_WHAT IS REQUIRED_
Using the material below, state how many of its lines contain the string "their", with no other words.

--- DATA IN THIS EXERCISE ---

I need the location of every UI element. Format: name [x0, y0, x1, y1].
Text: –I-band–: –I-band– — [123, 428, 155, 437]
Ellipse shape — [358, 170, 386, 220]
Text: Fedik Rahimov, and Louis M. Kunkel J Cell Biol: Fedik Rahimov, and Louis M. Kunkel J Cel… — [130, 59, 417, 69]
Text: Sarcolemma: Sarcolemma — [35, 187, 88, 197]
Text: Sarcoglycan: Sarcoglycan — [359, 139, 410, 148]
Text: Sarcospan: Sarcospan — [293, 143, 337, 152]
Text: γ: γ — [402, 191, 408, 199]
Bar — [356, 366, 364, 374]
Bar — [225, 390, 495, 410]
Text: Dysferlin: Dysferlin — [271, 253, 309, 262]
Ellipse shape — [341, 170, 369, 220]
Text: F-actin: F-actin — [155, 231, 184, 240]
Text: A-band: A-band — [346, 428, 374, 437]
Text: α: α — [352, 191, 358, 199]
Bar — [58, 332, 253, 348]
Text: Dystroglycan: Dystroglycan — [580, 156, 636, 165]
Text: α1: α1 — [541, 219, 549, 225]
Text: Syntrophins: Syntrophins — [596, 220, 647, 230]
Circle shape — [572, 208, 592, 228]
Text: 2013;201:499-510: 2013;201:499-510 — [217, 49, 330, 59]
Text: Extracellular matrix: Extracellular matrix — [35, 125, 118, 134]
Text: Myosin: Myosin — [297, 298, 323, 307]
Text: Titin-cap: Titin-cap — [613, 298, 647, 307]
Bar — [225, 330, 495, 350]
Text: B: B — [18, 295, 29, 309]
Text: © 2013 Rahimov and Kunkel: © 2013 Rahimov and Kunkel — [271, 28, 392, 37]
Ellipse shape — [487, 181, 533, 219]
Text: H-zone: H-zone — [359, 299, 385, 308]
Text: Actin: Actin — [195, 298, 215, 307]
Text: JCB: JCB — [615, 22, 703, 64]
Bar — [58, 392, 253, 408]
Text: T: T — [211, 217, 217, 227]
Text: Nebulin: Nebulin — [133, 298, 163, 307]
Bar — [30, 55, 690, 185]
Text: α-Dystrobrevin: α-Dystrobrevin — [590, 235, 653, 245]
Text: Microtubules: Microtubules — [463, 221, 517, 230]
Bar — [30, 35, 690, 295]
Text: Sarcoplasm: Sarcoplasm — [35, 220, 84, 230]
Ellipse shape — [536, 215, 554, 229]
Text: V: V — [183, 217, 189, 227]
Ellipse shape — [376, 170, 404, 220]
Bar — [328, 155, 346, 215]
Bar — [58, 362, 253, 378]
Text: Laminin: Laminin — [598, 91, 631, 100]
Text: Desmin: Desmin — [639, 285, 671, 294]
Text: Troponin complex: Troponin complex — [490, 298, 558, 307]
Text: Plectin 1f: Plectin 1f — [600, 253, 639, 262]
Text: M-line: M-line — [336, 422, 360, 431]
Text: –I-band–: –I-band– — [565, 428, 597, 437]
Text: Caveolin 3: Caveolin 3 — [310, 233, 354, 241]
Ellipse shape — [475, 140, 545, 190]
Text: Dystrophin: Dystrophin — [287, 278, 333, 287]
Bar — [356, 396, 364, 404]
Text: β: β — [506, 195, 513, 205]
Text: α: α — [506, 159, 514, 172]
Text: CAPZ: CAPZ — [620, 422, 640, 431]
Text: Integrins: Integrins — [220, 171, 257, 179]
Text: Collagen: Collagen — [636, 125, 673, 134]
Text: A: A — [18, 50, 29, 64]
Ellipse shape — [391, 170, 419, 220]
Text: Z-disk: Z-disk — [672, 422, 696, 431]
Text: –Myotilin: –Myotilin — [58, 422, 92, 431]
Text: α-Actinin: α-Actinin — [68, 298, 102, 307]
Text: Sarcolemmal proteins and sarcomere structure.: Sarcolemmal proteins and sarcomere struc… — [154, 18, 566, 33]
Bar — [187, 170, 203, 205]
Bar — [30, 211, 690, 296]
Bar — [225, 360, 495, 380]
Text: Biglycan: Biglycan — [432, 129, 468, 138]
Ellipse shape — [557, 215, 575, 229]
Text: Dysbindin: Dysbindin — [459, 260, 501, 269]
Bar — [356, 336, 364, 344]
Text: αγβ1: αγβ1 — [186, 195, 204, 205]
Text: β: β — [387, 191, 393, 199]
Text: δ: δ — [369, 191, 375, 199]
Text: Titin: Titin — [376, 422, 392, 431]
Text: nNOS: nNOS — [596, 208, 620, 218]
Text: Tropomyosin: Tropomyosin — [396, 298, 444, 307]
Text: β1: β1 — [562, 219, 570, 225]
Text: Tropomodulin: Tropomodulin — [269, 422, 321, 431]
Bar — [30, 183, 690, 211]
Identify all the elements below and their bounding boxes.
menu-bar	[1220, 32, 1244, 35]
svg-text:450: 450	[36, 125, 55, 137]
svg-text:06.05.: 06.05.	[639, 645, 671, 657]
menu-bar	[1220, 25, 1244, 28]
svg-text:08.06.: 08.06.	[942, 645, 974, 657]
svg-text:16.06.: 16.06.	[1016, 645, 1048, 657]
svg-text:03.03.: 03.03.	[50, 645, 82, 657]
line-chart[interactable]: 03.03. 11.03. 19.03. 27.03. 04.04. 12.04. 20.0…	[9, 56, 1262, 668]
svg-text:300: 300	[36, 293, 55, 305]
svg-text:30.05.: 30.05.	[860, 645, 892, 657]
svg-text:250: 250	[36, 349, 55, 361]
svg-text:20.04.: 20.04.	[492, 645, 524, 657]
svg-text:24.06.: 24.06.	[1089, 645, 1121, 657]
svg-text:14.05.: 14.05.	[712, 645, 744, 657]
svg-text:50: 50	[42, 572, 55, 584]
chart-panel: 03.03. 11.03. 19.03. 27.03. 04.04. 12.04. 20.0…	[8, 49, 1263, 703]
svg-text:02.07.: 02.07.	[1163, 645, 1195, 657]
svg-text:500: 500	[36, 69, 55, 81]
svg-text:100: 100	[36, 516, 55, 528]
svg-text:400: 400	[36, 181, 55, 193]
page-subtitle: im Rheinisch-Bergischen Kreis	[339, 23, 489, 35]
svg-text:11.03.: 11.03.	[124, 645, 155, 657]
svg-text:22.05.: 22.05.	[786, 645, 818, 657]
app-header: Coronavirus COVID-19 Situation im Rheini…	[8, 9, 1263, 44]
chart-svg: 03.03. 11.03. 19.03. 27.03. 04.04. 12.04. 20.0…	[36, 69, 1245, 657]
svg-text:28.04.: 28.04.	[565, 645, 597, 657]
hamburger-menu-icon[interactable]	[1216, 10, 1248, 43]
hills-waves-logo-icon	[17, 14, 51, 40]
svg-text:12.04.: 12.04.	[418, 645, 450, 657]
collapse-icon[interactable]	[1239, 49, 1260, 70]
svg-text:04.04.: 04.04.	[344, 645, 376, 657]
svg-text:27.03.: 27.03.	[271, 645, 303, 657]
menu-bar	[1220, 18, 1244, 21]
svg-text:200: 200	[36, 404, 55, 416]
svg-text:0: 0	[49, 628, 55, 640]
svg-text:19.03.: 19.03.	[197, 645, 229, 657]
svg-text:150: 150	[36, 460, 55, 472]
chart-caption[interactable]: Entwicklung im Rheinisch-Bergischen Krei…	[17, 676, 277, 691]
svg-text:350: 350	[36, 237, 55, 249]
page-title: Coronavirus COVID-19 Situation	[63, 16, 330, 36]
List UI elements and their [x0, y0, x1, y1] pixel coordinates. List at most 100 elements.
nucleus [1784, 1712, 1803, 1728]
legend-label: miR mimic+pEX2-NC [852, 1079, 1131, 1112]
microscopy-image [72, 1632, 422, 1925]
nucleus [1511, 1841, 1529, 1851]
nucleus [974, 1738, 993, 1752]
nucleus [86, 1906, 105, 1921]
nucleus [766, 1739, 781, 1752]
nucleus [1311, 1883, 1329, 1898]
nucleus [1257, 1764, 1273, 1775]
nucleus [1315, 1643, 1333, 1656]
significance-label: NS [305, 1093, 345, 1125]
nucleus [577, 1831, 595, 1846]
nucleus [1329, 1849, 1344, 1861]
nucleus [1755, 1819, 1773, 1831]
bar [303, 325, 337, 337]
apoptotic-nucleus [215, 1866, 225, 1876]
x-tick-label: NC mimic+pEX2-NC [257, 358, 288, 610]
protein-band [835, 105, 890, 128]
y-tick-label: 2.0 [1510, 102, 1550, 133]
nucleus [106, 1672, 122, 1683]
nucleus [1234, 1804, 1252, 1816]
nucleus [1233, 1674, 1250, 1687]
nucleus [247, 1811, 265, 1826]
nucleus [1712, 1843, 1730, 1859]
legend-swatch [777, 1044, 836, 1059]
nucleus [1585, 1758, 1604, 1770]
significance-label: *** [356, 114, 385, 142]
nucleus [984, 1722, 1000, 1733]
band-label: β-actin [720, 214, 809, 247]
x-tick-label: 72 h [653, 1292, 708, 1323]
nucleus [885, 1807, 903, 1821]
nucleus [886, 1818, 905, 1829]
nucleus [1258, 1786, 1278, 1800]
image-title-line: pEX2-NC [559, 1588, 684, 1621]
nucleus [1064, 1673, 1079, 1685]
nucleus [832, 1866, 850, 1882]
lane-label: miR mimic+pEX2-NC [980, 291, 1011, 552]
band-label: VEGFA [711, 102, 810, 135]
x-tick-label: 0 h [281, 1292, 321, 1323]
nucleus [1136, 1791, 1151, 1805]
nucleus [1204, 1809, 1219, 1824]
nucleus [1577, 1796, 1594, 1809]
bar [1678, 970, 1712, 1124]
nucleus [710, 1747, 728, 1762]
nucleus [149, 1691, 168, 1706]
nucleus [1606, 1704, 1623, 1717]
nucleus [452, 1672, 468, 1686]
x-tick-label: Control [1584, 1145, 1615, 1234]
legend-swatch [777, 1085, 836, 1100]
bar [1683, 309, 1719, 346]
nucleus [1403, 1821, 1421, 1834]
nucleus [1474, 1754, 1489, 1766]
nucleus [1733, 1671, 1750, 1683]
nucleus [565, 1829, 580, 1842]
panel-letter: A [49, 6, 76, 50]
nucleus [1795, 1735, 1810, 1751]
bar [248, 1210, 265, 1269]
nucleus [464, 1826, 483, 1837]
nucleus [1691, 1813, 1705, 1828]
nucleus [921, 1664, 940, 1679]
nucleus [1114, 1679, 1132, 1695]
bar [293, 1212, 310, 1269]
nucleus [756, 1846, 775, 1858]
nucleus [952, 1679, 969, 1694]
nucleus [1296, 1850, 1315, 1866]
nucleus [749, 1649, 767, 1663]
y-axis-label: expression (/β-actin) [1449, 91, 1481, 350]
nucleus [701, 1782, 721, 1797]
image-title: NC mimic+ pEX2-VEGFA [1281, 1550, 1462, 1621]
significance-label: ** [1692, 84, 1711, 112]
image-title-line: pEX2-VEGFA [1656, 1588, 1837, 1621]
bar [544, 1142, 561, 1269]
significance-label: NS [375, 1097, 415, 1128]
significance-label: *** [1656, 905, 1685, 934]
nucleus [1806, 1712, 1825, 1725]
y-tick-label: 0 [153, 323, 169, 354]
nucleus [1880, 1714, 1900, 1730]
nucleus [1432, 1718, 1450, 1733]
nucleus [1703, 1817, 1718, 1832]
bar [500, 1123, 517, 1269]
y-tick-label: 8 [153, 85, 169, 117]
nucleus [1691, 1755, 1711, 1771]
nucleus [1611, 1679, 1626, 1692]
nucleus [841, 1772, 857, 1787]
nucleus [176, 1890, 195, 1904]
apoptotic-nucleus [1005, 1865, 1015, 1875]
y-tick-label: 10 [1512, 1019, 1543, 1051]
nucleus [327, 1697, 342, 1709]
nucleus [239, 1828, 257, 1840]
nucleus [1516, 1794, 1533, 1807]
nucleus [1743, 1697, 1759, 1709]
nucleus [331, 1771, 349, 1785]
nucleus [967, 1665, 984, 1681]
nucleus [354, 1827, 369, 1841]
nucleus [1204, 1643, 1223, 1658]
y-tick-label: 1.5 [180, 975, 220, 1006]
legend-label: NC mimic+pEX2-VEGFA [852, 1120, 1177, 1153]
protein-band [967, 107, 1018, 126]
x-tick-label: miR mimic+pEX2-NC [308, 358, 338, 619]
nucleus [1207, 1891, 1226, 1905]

---

_FINISHED EXERCISE_
2